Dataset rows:
════════════════════
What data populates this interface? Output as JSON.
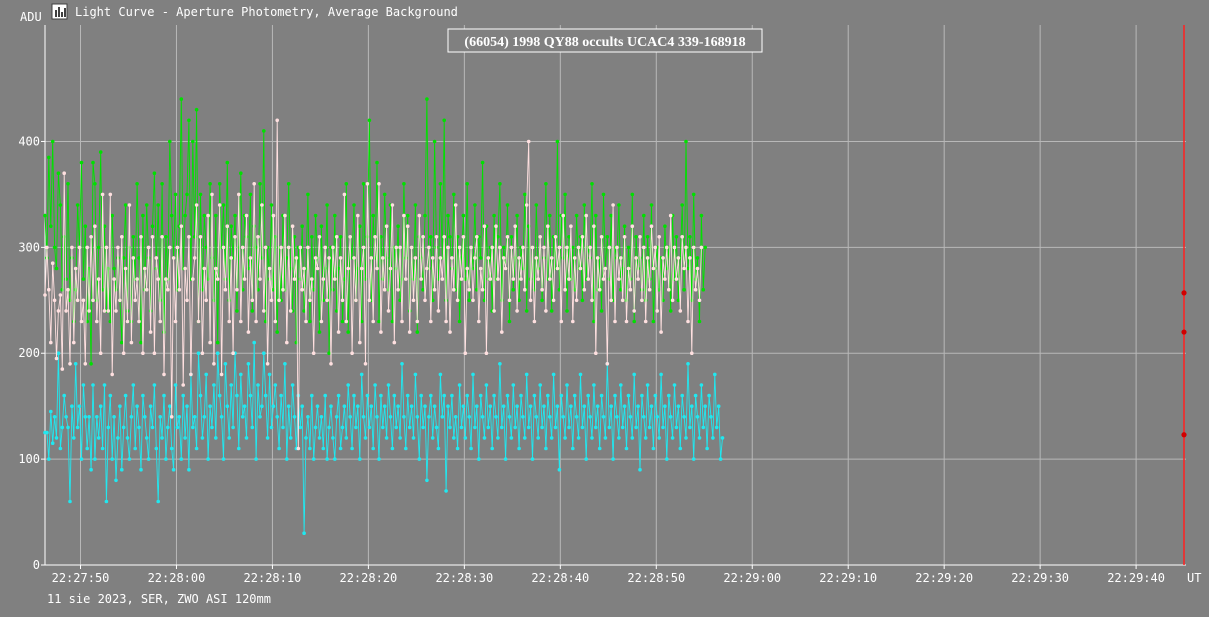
{
  "window": {
    "header_text": "Light Curve - Aperture Photometry, Average Background",
    "icon": "chart-icon"
  },
  "footer": {
    "text": "11 sie 2023, SER, ZWO ASI 120mm"
  },
  "colors": {
    "background": "#808080",
    "grid": "#b8b8b8",
    "target": "#ffe0e0",
    "comparison_1": "#00e000",
    "comparison_2": "#20e8f0",
    "cursor": "#ff2020",
    "marker": "#d00000"
  },
  "chart_data": {
    "type": "line",
    "title": "(66054) 1998 QY88 occults UCAC4 339-168918",
    "ylabel": "ADU",
    "xlabel": "UT",
    "ylim": [
      0,
      510
    ],
    "xlim": [
      "22:27:46.3",
      "22:29:45.2"
    ],
    "y_ticks": [
      "0",
      "100",
      "200",
      "300",
      "400"
    ],
    "x_ticks": [
      "22:27:50",
      "22:28:00",
      "22:28:10",
      "22:28:20",
      "22:28:30",
      "22:28:40",
      "22:28:50",
      "22:29:00",
      "22:29:10",
      "22:29:20",
      "22:29:30",
      "22:29:40"
    ],
    "grid": true,
    "x_start": "22:27:46.3",
    "x_step_s": 0.2,
    "series": [
      {
        "color_key": "comparison_1",
        "values": [
          330,
          290,
          385,
          320,
          400,
          300,
          280,
          370,
          340,
          260,
          310,
          270,
          360,
          250,
          290,
          230,
          260,
          340,
          300,
          380,
          270,
          320,
          230,
          280,
          190,
          380,
          360,
          250,
          300,
          390,
          260,
          320,
          240,
          280,
          230,
          330,
          280,
          260,
          290,
          250,
          210,
          290,
          340,
          240,
          300,
          230,
          310,
          270,
          360,
          290,
          210,
          330,
          260,
          340,
          290,
          240,
          320,
          370,
          280,
          340,
          250,
          360,
          220,
          310,
          270,
          400,
          330,
          290,
          350,
          260,
          320,
          440,
          280,
          330,
          350,
          420,
          270,
          400,
          310,
          430,
          230,
          350,
          260,
          330,
          300,
          270,
          360,
          290,
          250,
          330,
          210,
          360,
          300,
          340,
          270,
          380,
          250,
          320,
          290,
          330,
          240,
          300,
          370,
          260,
          330,
          310,
          280,
          350,
          240,
          320,
          300,
          260,
          360,
          290,
          410,
          230,
          300,
          270,
          340,
          260,
          310,
          220,
          300,
          250,
          330,
          260,
          290,
          360,
          280,
          240,
          310,
          210,
          300,
          270,
          320,
          240,
          280,
          350,
          230,
          310,
          260,
          330,
          290,
          220,
          320,
          250,
          280,
          340,
          200,
          300,
          260,
          330,
          240,
          280,
          310,
          230,
          270,
          360,
          220,
          310,
          290,
          340,
          250,
          280,
          320,
          230,
          360,
          270,
          310,
          420,
          250,
          330,
          290,
          380,
          230,
          310,
          270,
          350,
          290,
          260,
          340,
          230,
          300,
          280,
          320,
          250,
          270,
          360,
          290,
          330,
          240,
          300,
          270,
          340,
          220,
          310,
          290,
          260,
          330,
          440,
          280,
          310,
          250,
          400,
          300,
          270,
          360,
          290,
          420,
          250,
          330,
          310,
          280,
          350,
          260,
          310,
          230,
          290,
          330,
          270,
          360,
          250,
          300,
          280,
          340,
          260,
          310,
          290,
          380,
          250,
          320,
          270,
          300,
          240,
          330,
          270,
          310,
          360,
          250,
          300,
          280,
          340,
          230,
          310,
          260,
          290,
          330,
          250,
          300,
          280,
          350,
          240,
          320,
          270,
          300,
          260,
          340,
          280,
          310,
          250,
          290,
          360,
          270,
          330,
          240,
          310,
          280,
          400,
          260,
          330,
          290,
          350,
          240,
          310,
          270,
          300,
          260,
          330,
          280,
          310,
          250,
          340,
          270,
          300,
          290,
          360,
          230,
          330,
          260,
          290,
          240,
          350,
          280,
          310,
          270,
          330,
          250,
          300,
          290,
          340,
          260,
          280,
          320,
          250,
          300,
          270,
          350,
          230,
          310,
          280,
          290,
          260,
          330,
          250,
          310,
          270,
          340,
          230,
          280,
          300,
          260,
          290,
          250,
          320,
          280,
          300,
          240,
          330,
          270,
          310,
          250,
          290,
          340,
          260,
          400,
          280,
          310,
          250,
          350,
          270,
          290,
          230,
          330,
          260,
          300
        ]
      },
      {
        "color_key": "target",
        "values": [
          255,
          300,
          260,
          210,
          285,
          250,
          195,
          240,
          255,
          185,
          370,
          240,
          260,
          190,
          300,
          210,
          280,
          250,
          300,
          230,
          250,
          190,
          300,
          240,
          310,
          250,
          320,
          230,
          270,
          200,
          350,
          240,
          300,
          240,
          350,
          180,
          270,
          240,
          300,
          250,
          310,
          200,
          280,
          230,
          340,
          210,
          290,
          250,
          270,
          230,
          310,
          200,
          280,
          260,
          300,
          220,
          310,
          200,
          290,
          270,
          230,
          310,
          180,
          270,
          260,
          300,
          140,
          290,
          230,
          300,
          260,
          320,
          170,
          280,
          250,
          310,
          180,
          270,
          290,
          340,
          230,
          310,
          200,
          280,
          250,
          330,
          210,
          350,
          190,
          280,
          270,
          340,
          180,
          300,
          260,
          320,
          230,
          290,
          200,
          310,
          260,
          350,
          230,
          300,
          270,
          330,
          220,
          290,
          250,
          360,
          230,
          310,
          270,
          340,
          240,
          300,
          190,
          280,
          250,
          330,
          230,
          420,
          250,
          300,
          260,
          330,
          210,
          300,
          240,
          320,
          270,
          290,
          110,
          300,
          260,
          280,
          230,
          300,
          250,
          270,
          200,
          290,
          280,
          310,
          230,
          270,
          300,
          250,
          290,
          190,
          300,
          270,
          310,
          220,
          290,
          250,
          350,
          230,
          280,
          310,
          200,
          290,
          250,
          330,
          210,
          280,
          300,
          190,
          360,
          250,
          290,
          230,
          310,
          280,
          360,
          220,
          290,
          260,
          320,
          240,
          280,
          340,
          210,
          300,
          260,
          300,
          230,
          330,
          270,
          320,
          220,
          300,
          250,
          290,
          230,
          330,
          270,
          310,
          250,
          280,
          300,
          230,
          290,
          260,
          310,
          240,
          290,
          270,
          310,
          230,
          300,
          220,
          290,
          260,
          340,
          250,
          300,
          270,
          310,
          200,
          280,
          260,
          300,
          250,
          290,
          310,
          230,
          280,
          260,
          320,
          200,
          290,
          270,
          300,
          240,
          320,
          270,
          300,
          220,
          290,
          280,
          310,
          250,
          300,
          270,
          320,
          240,
          290,
          270,
          300,
          260,
          340,
          400,
          250,
          300,
          230,
          290,
          270,
          310,
          260,
          300,
          240,
          320,
          270,
          290,
          250,
          310,
          280,
          300,
          230,
          330,
          260,
          300,
          270,
          320,
          230,
          290,
          250,
          300,
          280,
          310,
          260,
          330,
          270,
          300,
          250,
          320,
          200,
          290,
          260,
          310,
          270,
          280,
          190,
          300,
          250,
          340,
          230,
          300,
          270,
          290,
          250,
          310,
          230,
          280,
          260,
          320,
          240,
          290,
          270,
          310,
          250,
          300,
          230,
          290,
          260,
          320,
          280,
          300,
          240,
          310,
          220,
          290,
          270,
          300,
          260,
          330,
          250,
          300,
          270,
          290,
          240,
          310,
          280,
          300,
          230,
          290,
          200,
          300,
          260,
          280,
          250,
          300
        ]
      },
      {
        "color_key": "comparison_2",
        "values": [
          125,
          125,
          100,
          145,
          115,
          140,
          120,
          200,
          110,
          130,
          160,
          140,
          130,
          60,
          150,
          120,
          190,
          130,
          150,
          100,
          170,
          140,
          110,
          140,
          90,
          170,
          100,
          140,
          120,
          150,
          110,
          170,
          60,
          130,
          160,
          100,
          140,
          80,
          120,
          150,
          90,
          130,
          160,
          120,
          100,
          140,
          170,
          110,
          150,
          130,
          90,
          160,
          140,
          120,
          100,
          150,
          130,
          170,
          110,
          60,
          140,
          120,
          160,
          100,
          130,
          150,
          110,
          90,
          170,
          130,
          140,
          100,
          160,
          120,
          150,
          90,
          180,
          130,
          140,
          110,
          200,
          160,
          120,
          140,
          180,
          100,
          150,
          130,
          170,
          120,
          200,
          160,
          140,
          100,
          190,
          150,
          120,
          170,
          130,
          200,
          160,
          110,
          180,
          140,
          150,
          120,
          190,
          160,
          130,
          210,
          100,
          170,
          140,
          150,
          200,
          160,
          120,
          180,
          130,
          150,
          170,
          140,
          110,
          160,
          130,
          190,
          100,
          150,
          120,
          170,
          140,
          110,
          160,
          130,
          150,
          30,
          120,
          140,
          110,
          160,
          100,
          130,
          150,
          120,
          140,
          110,
          160,
          100,
          130,
          150,
          120,
          100,
          140,
          160,
          110,
          130,
          150,
          120,
          170,
          140,
          110,
          160,
          130,
          150,
          100,
          180,
          140,
          120,
          160,
          130,
          150,
          110,
          170,
          140,
          100,
          160,
          130,
          150,
          120,
          170,
          140,
          110,
          160,
          130,
          150,
          120,
          190,
          140,
          110,
          160,
          130,
          150,
          120,
          180,
          140,
          100,
          160,
          130,
          150,
          80,
          140,
          160,
          120,
          150,
          130,
          110,
          180,
          140,
          160,
          70,
          150,
          130,
          160,
          120,
          140,
          110,
          170,
          130,
          150,
          120,
          160,
          140,
          110,
          180,
          130,
          150,
          100,
          160,
          140,
          120,
          170,
          130,
          150,
          110,
          160,
          140,
          120,
          190,
          130,
          150,
          100,
          160,
          140,
          120,
          170,
          130,
          150,
          110,
          160,
          140,
          120,
          180,
          130,
          150,
          100,
          160,
          140,
          120,
          170,
          130,
          150,
          110,
          160,
          140,
          120,
          180,
          130,
          150,
          90,
          160,
          140,
          120,
          170,
          130,
          150,
          110,
          160,
          140,
          120,
          180,
          130,
          150,
          100,
          160,
          140,
          120,
          170,
          130,
          150,
          110,
          160,
          140,
          120,
          190,
          130,
          150,
          100,
          160,
          140,
          120,
          170,
          130,
          150,
          110,
          160,
          140,
          120,
          180,
          130,
          150,
          90,
          160,
          140,
          120,
          170,
          130,
          150,
          110,
          160,
          140,
          120,
          180,
          130,
          150,
          100,
          160,
          140,
          120,
          170,
          130,
          150,
          110,
          160,
          140,
          120,
          190,
          130,
          150,
          100,
          160,
          140,
          120,
          170,
          130,
          150,
          110,
          160,
          140,
          120,
          180,
          130,
          150,
          100,
          120
        ]
      }
    ],
    "end_markers": [
      257,
      220,
      123
    ]
  }
}
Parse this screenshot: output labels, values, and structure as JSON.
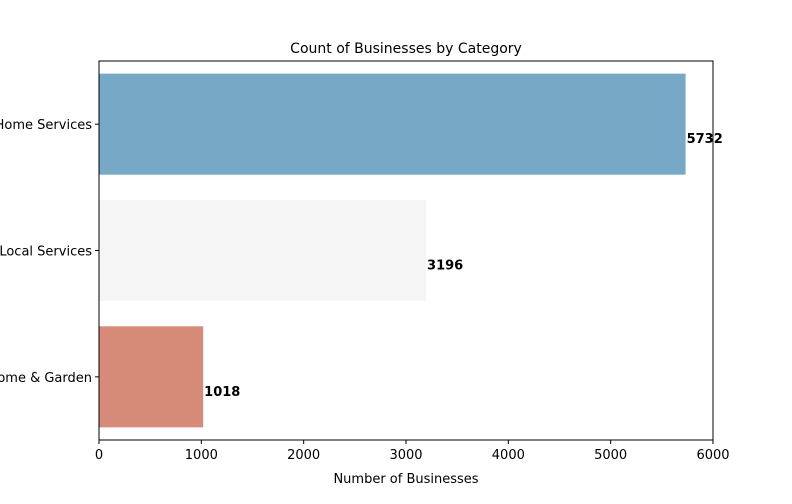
════════════════════
[Exercise]
Find the lines above holding the word "this" and show them.

[Written solution]
What data populates this interface? Output as JSON.
Parse this screenshot: output labels, values, and structure as JSON.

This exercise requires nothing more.